- **Task brief**
Set the following entries down again exactly, line by line.
----
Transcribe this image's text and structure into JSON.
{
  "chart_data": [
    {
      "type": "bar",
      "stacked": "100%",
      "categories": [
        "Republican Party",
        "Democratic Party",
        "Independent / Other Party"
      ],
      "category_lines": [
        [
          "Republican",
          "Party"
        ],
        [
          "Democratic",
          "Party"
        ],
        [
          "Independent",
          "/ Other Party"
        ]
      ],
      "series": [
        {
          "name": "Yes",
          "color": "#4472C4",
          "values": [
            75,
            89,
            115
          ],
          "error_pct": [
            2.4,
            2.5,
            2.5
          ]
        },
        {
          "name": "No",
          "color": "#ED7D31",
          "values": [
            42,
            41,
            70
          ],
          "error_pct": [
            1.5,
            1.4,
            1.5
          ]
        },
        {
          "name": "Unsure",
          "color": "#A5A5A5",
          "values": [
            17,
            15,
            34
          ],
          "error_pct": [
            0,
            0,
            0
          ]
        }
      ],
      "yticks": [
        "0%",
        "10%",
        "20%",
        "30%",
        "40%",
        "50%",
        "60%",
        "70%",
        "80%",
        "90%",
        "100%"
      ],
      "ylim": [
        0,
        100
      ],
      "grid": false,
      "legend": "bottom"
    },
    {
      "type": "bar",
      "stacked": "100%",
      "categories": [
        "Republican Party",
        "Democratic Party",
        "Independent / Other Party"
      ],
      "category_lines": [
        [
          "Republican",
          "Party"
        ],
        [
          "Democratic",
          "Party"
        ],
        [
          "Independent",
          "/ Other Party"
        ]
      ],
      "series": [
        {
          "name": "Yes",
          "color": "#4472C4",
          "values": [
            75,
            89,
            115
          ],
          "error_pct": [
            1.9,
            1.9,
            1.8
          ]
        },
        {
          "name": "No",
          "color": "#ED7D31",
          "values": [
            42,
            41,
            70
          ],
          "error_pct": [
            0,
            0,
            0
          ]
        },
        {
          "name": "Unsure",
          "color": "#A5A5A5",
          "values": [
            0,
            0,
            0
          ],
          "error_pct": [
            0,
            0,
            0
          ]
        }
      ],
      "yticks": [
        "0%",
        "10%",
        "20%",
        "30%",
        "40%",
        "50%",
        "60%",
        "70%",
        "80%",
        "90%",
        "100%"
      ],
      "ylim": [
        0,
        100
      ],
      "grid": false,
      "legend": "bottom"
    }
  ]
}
----
- **Solution to this problem**
Transcribe this image's text and structure into JSON.
{
  "chart_data": [
    {
      "type": "bar",
      "stacked": "100%",
      "categories": [
        "Republican Party",
        "Democratic Party",
        "Independent / Other Party"
      ],
      "category_lines": [
        [
          "Republican",
          "Party"
        ],
        [
          "Democratic",
          "Party"
        ],
        [
          "Independent",
          "/ Other Party"
        ]
      ],
      "series": [
        {
          "name": "Yes",
          "color": "#4472C4",
          "values": [
            75,
            89,
            115
          ],
          "error_pct": [
            2.4,
            2.5,
            2.5
          ]
        },
        {
          "name": "No",
          "color": "#ED7D31",
          "values": [
            42,
            41,
            70
          ],
          "error_pct": [
            1.5,
            1.4,
            1.5
          ]
        },
        {
          "name": "Unsure",
          "color": "#A5A5A5",
          "values": [
            17,
            15,
            34
          ],
          "error_pct": [
            0,
            0,
            0
          ]
        }
      ],
      "yticks": [
        "0%",
        "10%",
        "20%",
        "30%",
        "40%",
        "50%",
        "60%",
        "70%",
        "80%",
        "90%",
        "100%"
      ],
      "ylim": [
        0,
        100
      ],
      "grid": false,
      "legend": "bottom"
    },
    {
      "type": "bar",
      "stacked": "100%",
      "categories": [
        "Republican Party",
        "Democratic Party",
        "Independent / Other Party"
      ],
      "category_lines": [
        [
          "Republican",
          "Party"
        ],
        [
          "Democratic",
          "Party"
        ],
        [
          "Independent",
          "/ Other Party"
        ]
      ],
      "series": [
        {
          "name": "Yes",
          "color": "#4472C4",
          "values": [
            75,
            89,
            115
          ],
          "error_pct": [
            1.9,
            1.9,
            1.8
          ]
        },
        {
          "name": "No",
          "color": "#ED7D31",
          "values": [
            42,
            41,
            70
          ],
          "error_pct": [
            0,
            0,
            0
          ]
        },
        {
          "name": "Unsure",
          "color": "#A5A5A5",
          "values": [
            0,
            0,
            0
          ],
          "error_pct": [
            0,
            0,
            0
          ]
        }
      ],
      "yticks": [
        "0%",
        "10%",
        "20%",
        "30%",
        "40%",
        "50%",
        "60%",
        "70%",
        "80%",
        "90%",
        "100%"
      ],
      "ylim": [
        0,
        100
      ],
      "grid": false,
      "legend": "bottom"
    }
  ]
}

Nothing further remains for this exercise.